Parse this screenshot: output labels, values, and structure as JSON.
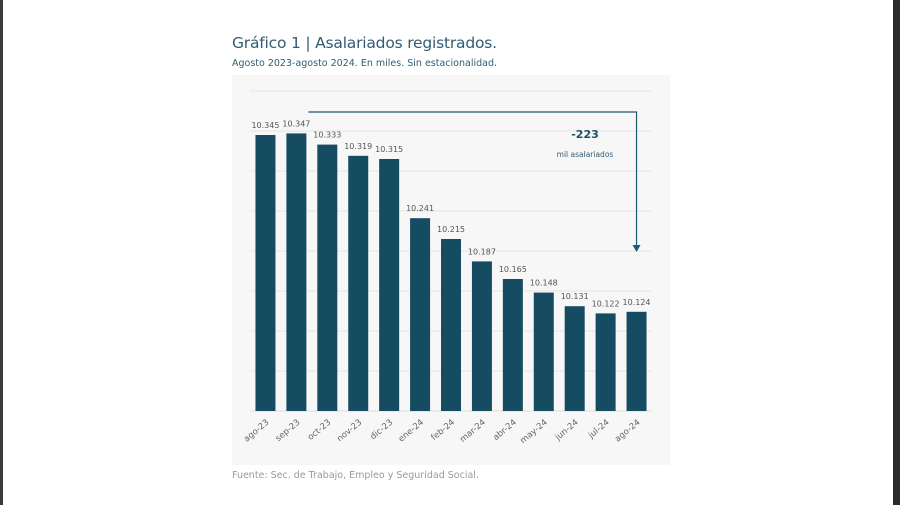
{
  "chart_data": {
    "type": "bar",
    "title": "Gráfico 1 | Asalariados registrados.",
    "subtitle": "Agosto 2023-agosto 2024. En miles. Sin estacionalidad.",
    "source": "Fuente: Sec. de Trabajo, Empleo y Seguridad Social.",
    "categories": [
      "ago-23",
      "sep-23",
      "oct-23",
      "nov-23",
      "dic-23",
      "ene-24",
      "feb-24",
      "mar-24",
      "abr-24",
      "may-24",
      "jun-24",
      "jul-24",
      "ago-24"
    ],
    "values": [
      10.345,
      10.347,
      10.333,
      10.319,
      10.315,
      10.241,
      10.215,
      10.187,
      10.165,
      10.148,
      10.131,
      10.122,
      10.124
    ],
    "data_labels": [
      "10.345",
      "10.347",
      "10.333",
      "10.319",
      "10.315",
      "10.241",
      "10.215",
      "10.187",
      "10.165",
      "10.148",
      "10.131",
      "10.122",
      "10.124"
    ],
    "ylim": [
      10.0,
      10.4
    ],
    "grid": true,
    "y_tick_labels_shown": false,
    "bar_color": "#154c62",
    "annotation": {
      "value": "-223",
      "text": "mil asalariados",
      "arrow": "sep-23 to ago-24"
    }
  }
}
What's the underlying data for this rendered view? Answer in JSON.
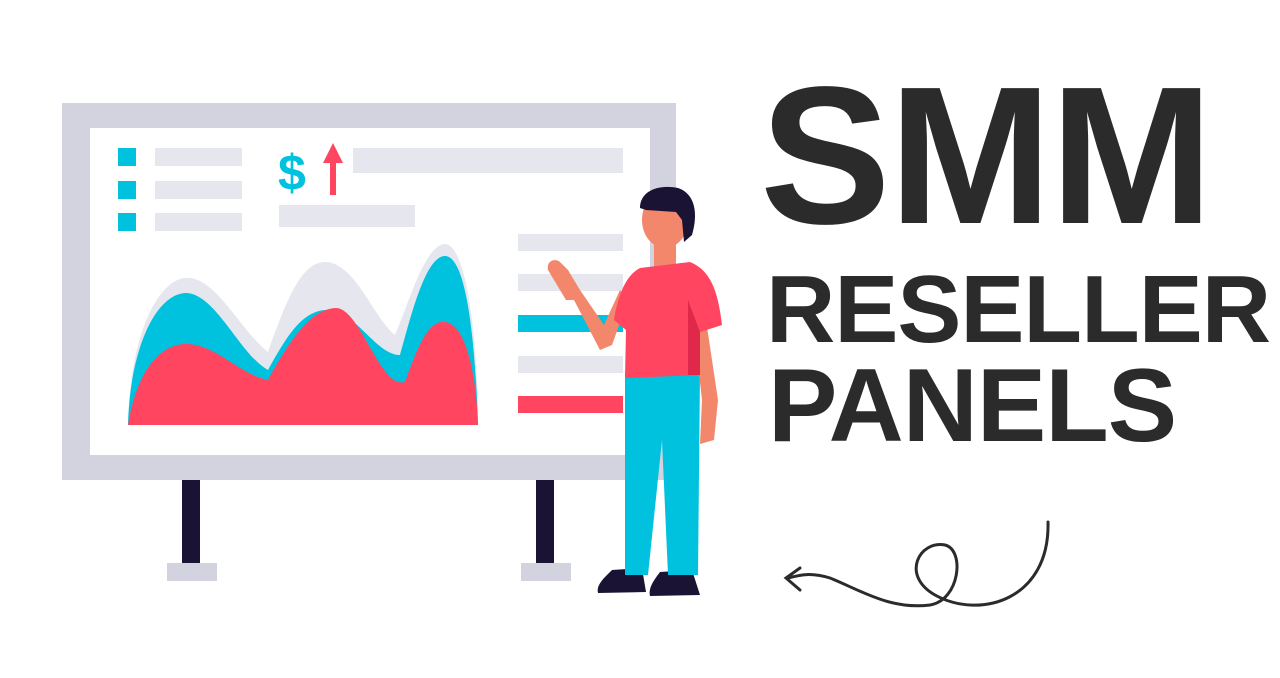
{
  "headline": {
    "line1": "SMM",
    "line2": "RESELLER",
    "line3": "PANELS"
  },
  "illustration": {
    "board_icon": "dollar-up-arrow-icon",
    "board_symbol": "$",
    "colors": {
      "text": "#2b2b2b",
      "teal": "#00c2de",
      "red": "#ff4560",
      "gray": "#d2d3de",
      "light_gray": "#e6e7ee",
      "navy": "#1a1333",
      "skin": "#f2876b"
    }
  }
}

## Problem details
Quote the data above in full and without alteration; skip the pictures.

## Answer below
Parse this screenshot: output labels, values, and structure as JSON.
{
  "chart_data": {
    "type": "bar",
    "title": "Gráfico 1 | Asalariados registrados.",
    "subtitle": "Agosto 2023-agosto 2024. En miles. Sin estacionalidad.",
    "source": "Fuente: Sec. de Trabajo, Empleo y Seguridad Social.",
    "categories": [
      "ago-23",
      "sep-23",
      "oct-23",
      "nov-23",
      "dic-23",
      "ene-24",
      "feb-24",
      "mar-24",
      "abr-24",
      "may-24",
      "jun-24",
      "jul-24",
      "ago-24"
    ],
    "values": [
      10.345,
      10.347,
      10.333,
      10.319,
      10.315,
      10.241,
      10.215,
      10.187,
      10.165,
      10.148,
      10.131,
      10.122,
      10.124
    ],
    "data_labels": [
      "10.345",
      "10.347",
      "10.333",
      "10.319",
      "10.315",
      "10.241",
      "10.215",
      "10.187",
      "10.165",
      "10.148",
      "10.131",
      "10.122",
      "10.124"
    ],
    "ylim": [
      10.0,
      10.4
    ],
    "grid": true,
    "y_tick_labels_shown": false,
    "bar_color": "#154c62",
    "annotation": {
      "value": "-223",
      "text": "mil asalariados",
      "arrow": "sep-23 to ago-24"
    }
  }
}
What's the underlying data for this rendered view? Answer in JSON.
{
  "headline": {
    "line1": "SMM",
    "line2": "RESELLER",
    "line3": "PANELS"
  },
  "illustration": {
    "board_icon": "dollar-up-arrow-icon",
    "board_symbol": "$",
    "colors": {
      "text": "#2b2b2b",
      "teal": "#00c2de",
      "red": "#ff4560",
      "gray": "#d2d3de",
      "light_gray": "#e6e7ee",
      "navy": "#1a1333",
      "skin": "#f2876b"
    }
  }
}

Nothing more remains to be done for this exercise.